### Task description:
Gather every line holding the string "madre".
▬▬▬
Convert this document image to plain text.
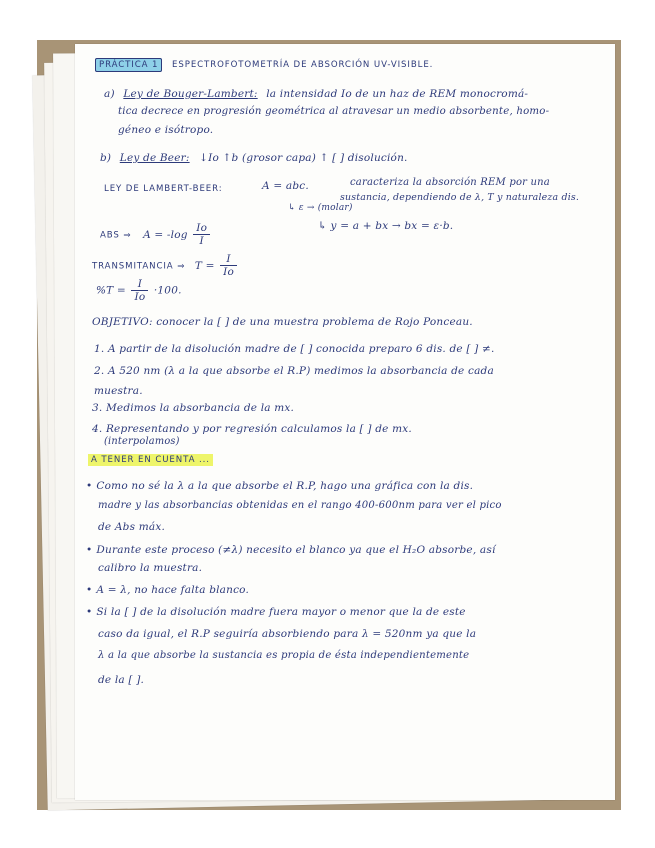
PRÁCTICA 1 ESPECTROFOTOMETRÍA DE ABSORCIÓN UV-VISIBLE.
a) Ley de Bouger-Lambert: la intensidad Io de un haz de REM monocromá-
tica decrece en progresión geométrica al atravesar un medio absorbente, homo-
géneo e isótropo.
b) Ley de Beer: ↓Io ↑b (grosor capa) ↑ [ ] disolución.
LEY DE LAMBERT-BEER:	A = abc.	caracteriza la absorción REM por una
↳ ε → (molar)
sustancia, dependiendo de λ, T y naturaleza dis.
↳ y = a + bx → bx = ε·b.
ABS ⇒ $A = -\log \frac{Io}{I}$
TRANSMITANCIA ⇒ $T = \frac{I}{Io}$
$\%T = \frac{I}{Io} \cdot 100$.
OBJETIVO: conocer la [ ] de una muestra problema de Rojo Ponceau.
1. A partir de la disolución madre de [ ] conocida preparo 6 dis. de [ ] ≠.
2. A 520 nm (λ a la que absorbe el R.P) medimos la absorbancia de cada
muestra.
3. Medimos la absorbancia de la mx.
4. Representando y por regresión calculamos la [ ] de mx.
(interpolamos)
A TENER EN CUENTA ...
• Como no sé la λ a la que absorbe el R.P, hago una gráfica con la dis.
madre y las absorbancias obtenidas en el rango 400-600nm para ver el pico
de Abs máx.
• Durante este proceso (≠λ) necesito el blanco ya que el H₂O absorbe, así
calibro la muestra.
• A = λ, no hace falta blanco.
• Si la [ ] de la disolución madre fuera mayor o menor que la de este
caso da igual, el R.P seguiría absorbiendo para λ = 520nm ya que la
λ a la que absorbe la sustancia es propia de ésta independientemente
de la [ ].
▬▬▬
### Solution below:
1. A partir de la disolución madre de [ ] conocida preparo 6 dis. de [ ] ≠.
madre y las absorbancias obtenidas en el rango 400-600nm para ver el pico
• Si la [ ] de la disolución madre fuera mayor o menor que la de este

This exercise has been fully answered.